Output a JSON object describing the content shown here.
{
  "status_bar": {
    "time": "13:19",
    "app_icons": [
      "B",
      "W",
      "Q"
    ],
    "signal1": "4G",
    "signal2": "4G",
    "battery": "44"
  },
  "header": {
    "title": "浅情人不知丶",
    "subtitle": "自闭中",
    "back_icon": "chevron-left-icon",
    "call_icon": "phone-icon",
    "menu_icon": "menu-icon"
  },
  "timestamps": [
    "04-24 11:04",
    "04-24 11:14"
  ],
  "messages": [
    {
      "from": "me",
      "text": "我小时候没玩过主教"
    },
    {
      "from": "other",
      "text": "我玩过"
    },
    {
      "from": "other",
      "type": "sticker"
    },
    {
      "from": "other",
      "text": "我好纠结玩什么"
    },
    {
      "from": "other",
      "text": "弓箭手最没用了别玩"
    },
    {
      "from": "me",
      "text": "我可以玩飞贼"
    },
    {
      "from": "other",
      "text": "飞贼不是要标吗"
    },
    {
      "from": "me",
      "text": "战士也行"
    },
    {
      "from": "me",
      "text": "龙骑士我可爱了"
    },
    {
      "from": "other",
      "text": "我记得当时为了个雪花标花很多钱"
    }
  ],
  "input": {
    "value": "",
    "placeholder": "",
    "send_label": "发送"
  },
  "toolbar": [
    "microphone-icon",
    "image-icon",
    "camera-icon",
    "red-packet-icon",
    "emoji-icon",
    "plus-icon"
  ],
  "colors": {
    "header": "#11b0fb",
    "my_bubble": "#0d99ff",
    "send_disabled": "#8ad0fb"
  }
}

------------------------------

Return every entry verbatim.

Output a JSON object describing the content shown here.
{
  "status_bar": {
    "time": "13:19",
    "app_icons": [
      "B",
      "W",
      "Q"
    ],
    "signal1": "4G",
    "signal2": "4G",
    "battery": "44"
  },
  "header": {
    "title": "浅情人不知丶",
    "subtitle": "自闭中",
    "back_icon": "chevron-left-icon",
    "call_icon": "phone-icon",
    "menu_icon": "menu-icon"
  },
  "timestamps": [
    "04-24 11:04",
    "04-24 11:14"
  ],
  "messages": [
    {
      "from": "me",
      "text": "我小时候没玩过主教"
    },
    {
      "from": "other",
      "text": "我玩过"
    },
    {
      "from": "other",
      "type": "sticker"
    },
    {
      "from": "other",
      "text": "我好纠结玩什么"
    },
    {
      "from": "other",
      "text": "弓箭手最没用了别玩"
    },
    {
      "from": "me",
      "text": "我可以玩飞贼"
    },
    {
      "from": "other",
      "text": "飞贼不是要标吗"
    },
    {
      "from": "me",
      "text": "战士也行"
    },
    {
      "from": "me",
      "text": "龙骑士我可爱了"
    },
    {
      "from": "other",
      "text": "我记得当时为了个雪花标花很多钱"
    }
  ],
  "input": {
    "value": "",
    "placeholder": "",
    "send_label": "发送"
  },
  "toolbar": [
    "microphone-icon",
    "image-icon",
    "camera-icon",
    "red-packet-icon",
    "emoji-icon",
    "plus-icon"
  ],
  "colors": {
    "header": "#11b0fb",
    "my_bubble": "#0d99ff",
    "send_disabled": "#8ad0fb"
  }
}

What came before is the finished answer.